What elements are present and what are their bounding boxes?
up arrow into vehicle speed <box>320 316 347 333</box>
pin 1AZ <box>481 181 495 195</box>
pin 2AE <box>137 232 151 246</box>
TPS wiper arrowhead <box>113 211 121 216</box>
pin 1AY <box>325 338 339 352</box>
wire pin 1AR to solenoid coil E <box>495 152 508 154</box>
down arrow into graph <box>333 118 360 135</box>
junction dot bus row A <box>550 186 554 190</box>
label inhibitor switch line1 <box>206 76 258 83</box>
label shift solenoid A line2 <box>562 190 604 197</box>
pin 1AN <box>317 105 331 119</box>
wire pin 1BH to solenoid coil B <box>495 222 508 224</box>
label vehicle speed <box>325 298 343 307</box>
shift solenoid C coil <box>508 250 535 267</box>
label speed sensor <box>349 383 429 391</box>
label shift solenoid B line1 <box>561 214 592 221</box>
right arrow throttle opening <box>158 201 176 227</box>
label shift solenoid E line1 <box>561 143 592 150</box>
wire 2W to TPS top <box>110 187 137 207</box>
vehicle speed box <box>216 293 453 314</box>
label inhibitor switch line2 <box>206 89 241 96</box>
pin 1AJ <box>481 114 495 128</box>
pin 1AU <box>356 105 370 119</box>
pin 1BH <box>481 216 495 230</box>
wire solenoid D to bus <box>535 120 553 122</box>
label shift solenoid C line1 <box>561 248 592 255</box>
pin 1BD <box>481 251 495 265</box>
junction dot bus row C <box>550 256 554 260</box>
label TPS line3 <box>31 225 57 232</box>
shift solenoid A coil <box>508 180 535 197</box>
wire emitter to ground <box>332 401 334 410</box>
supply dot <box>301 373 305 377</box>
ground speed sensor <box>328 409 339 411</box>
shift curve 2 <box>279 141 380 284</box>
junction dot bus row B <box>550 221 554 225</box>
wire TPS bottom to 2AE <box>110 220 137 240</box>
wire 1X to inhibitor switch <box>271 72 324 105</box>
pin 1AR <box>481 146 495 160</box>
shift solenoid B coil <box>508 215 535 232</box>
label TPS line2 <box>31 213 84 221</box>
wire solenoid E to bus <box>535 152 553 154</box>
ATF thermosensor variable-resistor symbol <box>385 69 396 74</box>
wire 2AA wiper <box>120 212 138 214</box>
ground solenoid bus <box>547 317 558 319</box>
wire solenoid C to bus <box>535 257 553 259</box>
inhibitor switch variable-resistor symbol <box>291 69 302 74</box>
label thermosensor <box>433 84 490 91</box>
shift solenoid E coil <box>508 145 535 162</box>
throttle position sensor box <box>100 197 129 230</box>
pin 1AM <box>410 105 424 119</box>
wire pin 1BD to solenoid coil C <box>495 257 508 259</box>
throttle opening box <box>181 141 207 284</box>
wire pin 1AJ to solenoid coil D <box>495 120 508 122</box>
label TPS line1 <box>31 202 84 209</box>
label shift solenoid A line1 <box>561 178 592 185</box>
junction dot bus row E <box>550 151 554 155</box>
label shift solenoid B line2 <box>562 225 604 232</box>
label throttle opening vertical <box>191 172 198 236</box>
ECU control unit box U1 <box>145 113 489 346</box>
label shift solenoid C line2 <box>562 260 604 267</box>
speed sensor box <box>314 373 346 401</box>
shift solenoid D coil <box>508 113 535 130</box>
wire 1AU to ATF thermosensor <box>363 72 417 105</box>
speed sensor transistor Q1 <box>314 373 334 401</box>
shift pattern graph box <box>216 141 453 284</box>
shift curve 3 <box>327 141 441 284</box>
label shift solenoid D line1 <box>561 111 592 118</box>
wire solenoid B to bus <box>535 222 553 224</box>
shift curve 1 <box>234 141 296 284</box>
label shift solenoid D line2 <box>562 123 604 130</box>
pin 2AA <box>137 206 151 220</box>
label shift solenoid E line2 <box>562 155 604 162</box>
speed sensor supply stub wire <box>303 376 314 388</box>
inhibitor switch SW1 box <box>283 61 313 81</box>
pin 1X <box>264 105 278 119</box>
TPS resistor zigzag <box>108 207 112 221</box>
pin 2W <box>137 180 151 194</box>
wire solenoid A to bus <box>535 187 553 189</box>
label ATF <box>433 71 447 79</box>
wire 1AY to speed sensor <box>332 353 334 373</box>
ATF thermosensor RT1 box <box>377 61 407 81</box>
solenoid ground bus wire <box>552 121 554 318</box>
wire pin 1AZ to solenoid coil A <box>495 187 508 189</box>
• • • • •
**Work required**
Write out the listing above verbatim, from its first line through the line that contains "pin 1BD <box>481 251 495 265</box>", including both of those lines.

**Task answer**
What elements are present and what are their bounding boxes?
up arrow into vehicle speed <box>320 316 347 333</box>
pin 1AZ <box>481 181 495 195</box>
pin 2AE <box>137 232 151 246</box>
TPS wiper arrowhead <box>113 211 121 216</box>
pin 1AY <box>325 338 339 352</box>
wire pin 1AR to solenoid coil E <box>495 152 508 154</box>
down arrow into graph <box>333 118 360 135</box>
junction dot bus row A <box>550 186 554 190</box>
label inhibitor switch line1 <box>206 76 258 83</box>
label shift solenoid A line2 <box>562 190 604 197</box>
pin 1AN <box>317 105 331 119</box>
wire pin 1BH to solenoid coil B <box>495 222 508 224</box>
label vehicle speed <box>325 298 343 307</box>
shift solenoid C coil <box>508 250 535 267</box>
label speed sensor <box>349 383 429 391</box>
label shift solenoid B line1 <box>561 214 592 221</box>
right arrow throttle opening <box>158 201 176 227</box>
label shift solenoid E line1 <box>561 143 592 150</box>
wire 2W to TPS top <box>110 187 137 207</box>
vehicle speed box <box>216 293 453 314</box>
label inhibitor switch line2 <box>206 89 241 96</box>
pin 1AJ <box>481 114 495 128</box>
pin 1AU <box>356 105 370 119</box>
pin 1BH <box>481 216 495 230</box>
wire solenoid D to bus <box>535 120 553 122</box>
label shift solenoid C line1 <box>561 248 592 255</box>
pin 1BD <box>481 251 495 265</box>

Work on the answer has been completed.